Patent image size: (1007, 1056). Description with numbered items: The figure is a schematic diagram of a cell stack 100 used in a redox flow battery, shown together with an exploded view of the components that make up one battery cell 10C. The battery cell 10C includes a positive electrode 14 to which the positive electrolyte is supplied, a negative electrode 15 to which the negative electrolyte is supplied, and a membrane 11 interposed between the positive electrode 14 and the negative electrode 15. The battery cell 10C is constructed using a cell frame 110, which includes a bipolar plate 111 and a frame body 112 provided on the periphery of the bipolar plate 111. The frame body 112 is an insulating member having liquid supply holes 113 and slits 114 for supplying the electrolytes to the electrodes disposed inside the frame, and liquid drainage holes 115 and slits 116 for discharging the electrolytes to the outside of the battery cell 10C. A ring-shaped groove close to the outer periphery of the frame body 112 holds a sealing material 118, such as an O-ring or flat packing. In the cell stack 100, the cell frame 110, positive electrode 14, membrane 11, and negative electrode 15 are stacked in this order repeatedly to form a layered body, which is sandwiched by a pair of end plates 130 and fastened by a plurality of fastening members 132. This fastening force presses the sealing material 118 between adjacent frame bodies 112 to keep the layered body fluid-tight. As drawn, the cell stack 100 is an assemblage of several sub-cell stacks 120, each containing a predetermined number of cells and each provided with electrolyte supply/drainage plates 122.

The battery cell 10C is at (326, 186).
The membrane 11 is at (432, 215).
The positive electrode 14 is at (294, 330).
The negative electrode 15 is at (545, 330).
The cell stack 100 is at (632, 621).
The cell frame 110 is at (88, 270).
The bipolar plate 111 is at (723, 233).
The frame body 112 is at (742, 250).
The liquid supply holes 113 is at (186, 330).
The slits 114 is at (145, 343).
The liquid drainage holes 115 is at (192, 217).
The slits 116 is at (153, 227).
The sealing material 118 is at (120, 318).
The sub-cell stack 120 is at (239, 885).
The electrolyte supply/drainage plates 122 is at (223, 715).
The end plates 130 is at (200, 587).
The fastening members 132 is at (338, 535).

#####

### Assigned task
Every entry above must be copied exactly.

### Your solution
Patent image size: (1007, 1056). Description with numbered items: The figure is a schematic diagram of a cell stack 100 used in a redox flow battery, shown together with an exploded view of the components that make up one battery cell 10C. The battery cell 10C includes a positive electrode 14 to which the positive electrolyte is supplied, a negative electrode 15 to which the negative electrolyte is supplied, and a membrane 11 interposed between the positive electrode 14 and the negative electrode 15. The battery cell 10C is constructed using a cell frame 110, which includes a bipolar plate 111 and a frame body 112 provided on the periphery of the bipolar plate 111. The frame body 112 is an insulating member having liquid supply holes 113 and slits 114 for supplying the electrolytes to the electrodes disposed inside the frame, and liquid drainage holes 115 and slits 116 for discharging the electrolytes to the outside of the battery cell 10C. A ring-shaped groove close to the outer periphery of the frame body 112 holds a sealing material 118, such as an O-ring or flat packing. In the cell stack 100, the cell frame 110, positive electrode 14, membrane 11, and negative electrode 15 are stacked in this order repeatedly to form a layered body, which is sandwiched by a pair of end plates 130 and fastened by a plurality of fastening members 132. This fastening force presses the sealing material 118 between adjacent frame bodies 112 to keep the layered body fluid-tight. As drawn, the cell stack 100 is an assemblage of several sub-cell stacks 120, each containing a predetermined number of cells and each provided with electrolyte supply/drainage plates 122.

The battery cell 10C is at (326, 186).
The membrane 11 is at (432, 215).
The positive electrode 14 is at (294, 330).
The negative electrode 15 is at (545, 330).
The cell stack 100 is at (632, 621).
The cell frame 110 is at (88, 270).
The bipolar plate 111 is at (723, 233).
The frame body 112 is at (742, 250).
The liquid supply holes 113 is at (186, 330).
The slits 114 is at (145, 343).
The liquid drainage holes 115 is at (192, 217).
The slits 116 is at (153, 227).
The sealing material 118 is at (120, 318).
The sub-cell stack 120 is at (239, 885).
The electrolyte supply/drainage plates 122 is at (223, 715).
The end plates 130 is at (200, 587).
The fastening members 132 is at (338, 535).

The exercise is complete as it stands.